— Record list —
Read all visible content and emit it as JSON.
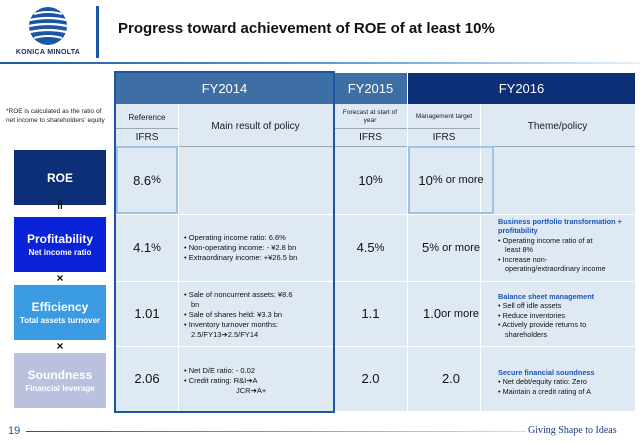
{
  "header": {
    "logo_text": "KONICA MINOLTA",
    "title": "Progress toward achievement of ROE of at least 10%"
  },
  "note": "*ROE is calculated as the ratio of net income to shareholders' equity",
  "columns": {
    "fy2014": "FY2014",
    "fy2015": "FY2015",
    "fy2016": "FY2016",
    "reference": "Reference",
    "main_result": "Main result of policy",
    "forecast": "Forecast at start of year",
    "mgmt_target": "Management target",
    "theme": "Theme/policy",
    "ifrs": "IFRS"
  },
  "operators": {
    "equals": "||",
    "times": "×"
  },
  "rows": {
    "roe": {
      "label": "ROE",
      "ref_value": "8.6",
      "forecast_value": "10",
      "target_value": "10",
      "target_suffix": "% or more"
    },
    "profitability": {
      "label": "Profitability",
      "sub": "Net income ratio",
      "ref_value": "4.1",
      "results": [
        "• Operating income ratio: 6.6%",
        "• Non-operating income: - ¥2.8 bn",
        "• Extraordinary income: +¥26.5 bn"
      ],
      "forecast_value": "4.5",
      "target_value": "5",
      "target_suffix": "% or more",
      "theme_heading": "Business portfolio transformation + profitability",
      "theme_items": [
        "• Operating income ratio of at",
        "  least 8%",
        "• Increase non-",
        "  operating/extraordinary income"
      ]
    },
    "efficiency": {
      "label": "Efficiency",
      "sub": "Total assets turnover",
      "ref_value": "1.01",
      "results": [
        "• Sale of noncurrent assets: ¥8.6",
        "  bn",
        "• Sale of shares held: ¥3.3 bn",
        "• Inventory turnover months:",
        "  2.5/FY13➔2.5/FY14"
      ],
      "forecast_value": "1.1",
      "target_value": "1.0",
      "target_suffix": " or more",
      "theme_heading": "Balance sheet management",
      "theme_items": [
        "• Sell off idle assets",
        "• Reduce inventories",
        "• Actively provide returns to",
        "  shareholders"
      ]
    },
    "soundness": {
      "label": "Soundness",
      "sub": "Financial leverage",
      "ref_value": "2.06",
      "results": [
        "• Net D/E ratio: - 0.02",
        "• Credit rating: R&I➔A",
        "JCR➔A+"
      ],
      "forecast_value": "2.0",
      "target_value": "2.0",
      "theme_heading": "Secure financial soundness",
      "theme_items": [
        "• Net debt/equity ratio: Zero",
        "• Maintain a credit rating of A"
      ]
    }
  },
  "footer": {
    "page": "19",
    "tagline": "Giving Shape to Ideas"
  },
  "colors": {
    "brand_blue": "#1b56a4",
    "fy2014_header": "#3d6ea4",
    "fy2016_header": "#0d2f77",
    "roe_label": "#0d2f77",
    "profitability_label": "#0b23d8",
    "efficiency_label": "#3b9be2",
    "soundness_label": "#b9c1de",
    "light_cell": "#dfe9f4",
    "highlight_border": "#9dc3e6"
  }
}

— What is asked —
Word for word, quote the full listing, omitting every picture.

— The result —
Read all visible content and emit it as JSON.
{
  "header": {
    "logo_text": "KONICA MINOLTA",
    "title": "Progress toward achievement of ROE of at least 10%"
  },
  "note": "*ROE is calculated as the ratio of net income to shareholders' equity",
  "columns": {
    "fy2014": "FY2014",
    "fy2015": "FY2015",
    "fy2016": "FY2016",
    "reference": "Reference",
    "main_result": "Main result of policy",
    "forecast": "Forecast at start of year",
    "mgmt_target": "Management target",
    "theme": "Theme/policy",
    "ifrs": "IFRS"
  },
  "operators": {
    "equals": "||",
    "times": "×"
  },
  "rows": {
    "roe": {
      "label": "ROE",
      "ref_value": "8.6",
      "forecast_value": "10",
      "target_value": "10",
      "target_suffix": "% or more"
    },
    "profitability": {
      "label": "Profitability",
      "sub": "Net income ratio",
      "ref_value": "4.1",
      "results": [
        "• Operating income ratio: 6.6%",
        "• Non-operating income: - ¥2.8 bn",
        "• Extraordinary income: +¥26.5 bn"
      ],
      "forecast_value": "4.5",
      "target_value": "5",
      "target_suffix": "% or more",
      "theme_heading": "Business portfolio transformation + profitability",
      "theme_items": [
        "• Operating income ratio of at",
        "  least 8%",
        "• Increase non-",
        "  operating/extraordinary income"
      ]
    },
    "efficiency": {
      "label": "Efficiency",
      "sub": "Total assets turnover",
      "ref_value": "1.01",
      "results": [
        "• Sale of noncurrent assets: ¥8.6",
        "  bn",
        "• Sale of shares held: ¥3.3 bn",
        "• Inventory turnover months:",
        "  2.5/FY13➔2.5/FY14"
      ],
      "forecast_value": "1.1",
      "target_value": "1.0",
      "target_suffix": " or more",
      "theme_heading": "Balance sheet management",
      "theme_items": [
        "• Sell off idle assets",
        "• Reduce inventories",
        "• Actively provide returns to",
        "  shareholders"
      ]
    },
    "soundness": {
      "label": "Soundness",
      "sub": "Financial leverage",
      "ref_value": "2.06",
      "results": [
        "• Net D/E ratio: - 0.02",
        "• Credit rating: R&I➔A",
        "JCR➔A+"
      ],
      "forecast_value": "2.0",
      "target_value": "2.0",
      "theme_heading": "Secure financial soundness",
      "theme_items": [
        "• Net debt/equity ratio: Zero",
        "• Maintain a credit rating of A"
      ]
    }
  },
  "footer": {
    "page": "19",
    "tagline": "Giving Shape to Ideas"
  },
  "colors": {
    "brand_blue": "#1b56a4",
    "fy2014_header": "#3d6ea4",
    "fy2016_header": "#0d2f77",
    "roe_label": "#0d2f77",
    "profitability_label": "#0b23d8",
    "efficiency_label": "#3b9be2",
    "soundness_label": "#b9c1de",
    "light_cell": "#dfe9f4",
    "highlight_border": "#9dc3e6"
  }
}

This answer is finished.